== SUPPLIED RECORDS ==

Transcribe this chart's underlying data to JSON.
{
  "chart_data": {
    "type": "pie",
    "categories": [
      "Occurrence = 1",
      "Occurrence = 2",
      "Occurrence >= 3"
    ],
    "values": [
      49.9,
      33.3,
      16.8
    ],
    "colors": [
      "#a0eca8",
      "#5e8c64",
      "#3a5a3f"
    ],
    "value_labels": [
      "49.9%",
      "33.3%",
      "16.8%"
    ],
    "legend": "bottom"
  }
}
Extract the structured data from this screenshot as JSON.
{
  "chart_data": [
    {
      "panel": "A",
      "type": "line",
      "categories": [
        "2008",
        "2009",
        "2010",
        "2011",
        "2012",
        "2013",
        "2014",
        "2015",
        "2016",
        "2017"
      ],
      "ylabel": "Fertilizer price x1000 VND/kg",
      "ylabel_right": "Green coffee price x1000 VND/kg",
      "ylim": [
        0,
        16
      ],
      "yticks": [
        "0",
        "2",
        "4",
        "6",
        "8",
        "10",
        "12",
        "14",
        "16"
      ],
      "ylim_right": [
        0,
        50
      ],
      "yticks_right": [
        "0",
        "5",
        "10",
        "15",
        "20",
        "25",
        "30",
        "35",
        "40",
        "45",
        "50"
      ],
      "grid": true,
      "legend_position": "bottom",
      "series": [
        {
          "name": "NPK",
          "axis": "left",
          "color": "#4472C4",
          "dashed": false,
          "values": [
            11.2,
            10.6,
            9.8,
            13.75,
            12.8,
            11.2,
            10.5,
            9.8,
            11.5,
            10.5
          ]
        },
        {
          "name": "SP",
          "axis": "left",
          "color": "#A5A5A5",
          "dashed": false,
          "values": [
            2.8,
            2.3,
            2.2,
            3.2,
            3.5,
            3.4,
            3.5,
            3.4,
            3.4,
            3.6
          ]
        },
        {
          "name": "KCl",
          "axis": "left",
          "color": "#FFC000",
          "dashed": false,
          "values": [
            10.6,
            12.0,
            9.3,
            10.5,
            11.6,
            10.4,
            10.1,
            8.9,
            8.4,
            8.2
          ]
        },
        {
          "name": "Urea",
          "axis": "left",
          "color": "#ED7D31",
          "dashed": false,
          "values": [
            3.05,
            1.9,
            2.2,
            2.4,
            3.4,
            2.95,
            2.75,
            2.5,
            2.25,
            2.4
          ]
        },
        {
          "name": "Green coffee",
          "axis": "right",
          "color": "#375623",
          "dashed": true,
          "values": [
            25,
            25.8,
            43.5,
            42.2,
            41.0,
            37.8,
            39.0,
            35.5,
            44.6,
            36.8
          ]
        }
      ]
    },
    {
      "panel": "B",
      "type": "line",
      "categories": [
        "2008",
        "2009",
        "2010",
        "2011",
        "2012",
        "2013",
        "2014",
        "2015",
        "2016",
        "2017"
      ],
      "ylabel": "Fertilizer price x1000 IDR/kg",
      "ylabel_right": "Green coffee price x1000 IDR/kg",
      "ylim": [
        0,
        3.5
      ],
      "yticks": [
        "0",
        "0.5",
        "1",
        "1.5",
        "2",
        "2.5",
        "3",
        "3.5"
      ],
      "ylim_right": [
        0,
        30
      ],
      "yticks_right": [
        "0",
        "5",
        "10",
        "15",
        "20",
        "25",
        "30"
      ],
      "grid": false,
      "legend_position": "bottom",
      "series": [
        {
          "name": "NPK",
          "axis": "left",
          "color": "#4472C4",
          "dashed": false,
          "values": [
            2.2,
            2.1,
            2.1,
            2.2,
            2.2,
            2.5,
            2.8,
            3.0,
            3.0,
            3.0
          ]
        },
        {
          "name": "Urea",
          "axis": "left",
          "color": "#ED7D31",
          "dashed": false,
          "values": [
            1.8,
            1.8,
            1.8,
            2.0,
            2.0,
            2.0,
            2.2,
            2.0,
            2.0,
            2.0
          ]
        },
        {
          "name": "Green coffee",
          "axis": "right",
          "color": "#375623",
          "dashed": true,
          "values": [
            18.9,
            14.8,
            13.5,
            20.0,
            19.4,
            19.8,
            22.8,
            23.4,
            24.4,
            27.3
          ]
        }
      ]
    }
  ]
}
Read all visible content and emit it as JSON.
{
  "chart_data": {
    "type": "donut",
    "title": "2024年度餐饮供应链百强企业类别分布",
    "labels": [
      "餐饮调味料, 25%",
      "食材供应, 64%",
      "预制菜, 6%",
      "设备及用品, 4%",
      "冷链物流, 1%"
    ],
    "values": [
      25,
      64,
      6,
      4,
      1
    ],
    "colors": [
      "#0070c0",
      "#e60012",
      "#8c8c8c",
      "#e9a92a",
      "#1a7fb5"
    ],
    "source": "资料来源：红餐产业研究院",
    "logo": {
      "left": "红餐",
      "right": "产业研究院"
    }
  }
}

===

> **SET EXERCISE**
Extract lines where the string "price" occurs.

> **EXERCISE RESPONSE**
      "ylabel": "Fertilizer price x1000 VND/kg",
      "ylabel_right": "Green coffee price x1000 VND/kg",
      "ylabel": "Fertilizer price x1000 IDR/kg",
      "ylabel_right": "Green coffee price x1000 IDR/kg",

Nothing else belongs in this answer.